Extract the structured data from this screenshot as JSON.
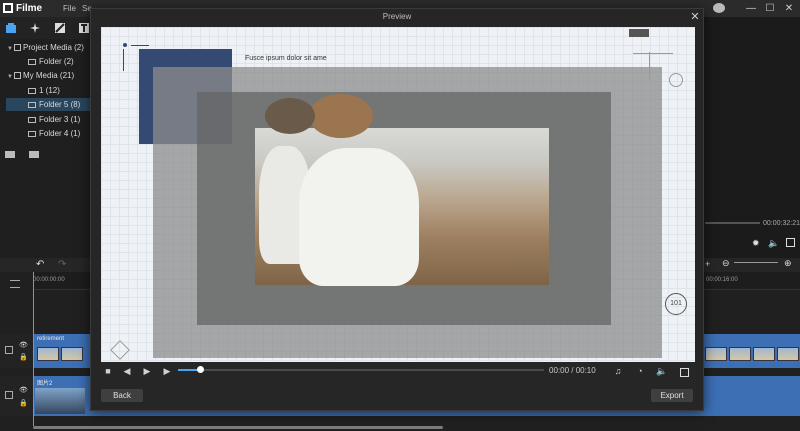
{
  "app": {
    "name": "Filme",
    "menu": [
      "File",
      "Se"
    ],
    "window_controls": [
      "—",
      "☐",
      "✕"
    ]
  },
  "media_tree": [
    {
      "label": "Project Media (2)",
      "expanded": true,
      "level": 0
    },
    {
      "label": "Folder (2)",
      "level": 1
    },
    {
      "label": "My Media (21)",
      "expanded": true,
      "level": 0
    },
    {
      "label": "1 (12)",
      "level": 1
    },
    {
      "label": "Folder 5 (8)",
      "level": 1,
      "selected": true
    },
    {
      "label": "Folder 3 (1)",
      "level": 1
    },
    {
      "label": "Folder 4 (1)",
      "level": 1
    }
  ],
  "right_panel": {
    "time": "00:00:32:21"
  },
  "timeline": {
    "ruler_start": "00:00:00:00",
    "ruler_mark": "00:00:16:00",
    "track1_clip": "retirement",
    "track2_clip": "图片2"
  },
  "preview": {
    "title": "Preview",
    "stage_text": "Fusce ipsum dolor sit ame",
    "badge": "101",
    "time": "00:00 / 00:10",
    "progress": 0.06,
    "back_label": "Back",
    "export_label": "Export"
  },
  "colors": {
    "accent": "#4aa3f0",
    "selection": "#29465d",
    "track": "#3c6fb4",
    "navy": "#344a73"
  }
}
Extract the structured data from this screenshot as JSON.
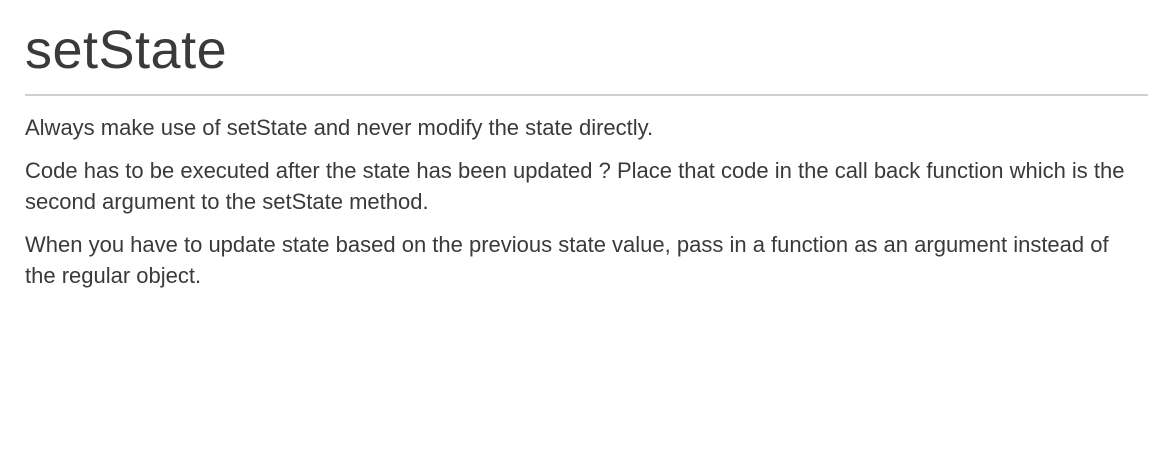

Requirements: Quote the entries in full. Any image among them is to be omitted from the copy.

Worked solution:
Extract the structured data from this screenshot as JSON.
{
  "app": {
    "name": "Filme",
    "menu": [
      "File",
      "Se"
    ],
    "window_controls": [
      "—",
      "☐",
      "✕"
    ]
  },
  "media_tree": [
    {
      "label": "Project Media (2)",
      "expanded": true,
      "level": 0
    },
    {
      "label": "Folder (2)",
      "level": 1
    },
    {
      "label": "My Media (21)",
      "expanded": true,
      "level": 0
    },
    {
      "label": "1 (12)",
      "level": 1
    },
    {
      "label": "Folder 5 (8)",
      "level": 1,
      "selected": true
    },
    {
      "label": "Folder 3 (1)",
      "level": 1
    },
    {
      "label": "Folder 4 (1)",
      "level": 1
    }
  ],
  "right_panel": {
    "time": "00:00:32:21"
  },
  "timeline": {
    "ruler_start": "00:00:00:00",
    "ruler_mark": "00:00:16:00",
    "track1_clip": "retirement",
    "track2_clip": "图片2"
  },
  "preview": {
    "title": "Preview",
    "stage_text": "Fusce ipsum dolor sit ame",
    "badge": "101",
    "time": "00:00 / 00:10",
    "progress": 0.06,
    "back_label": "Back",
    "export_label": "Export"
  },
  "colors": {
    "accent": "#4aa3f0",
    "selection": "#29465d",
    "track": "#3c6fb4",
    "navy": "#344a73"
  }
}
Extract the structured data from this screenshot as JSON.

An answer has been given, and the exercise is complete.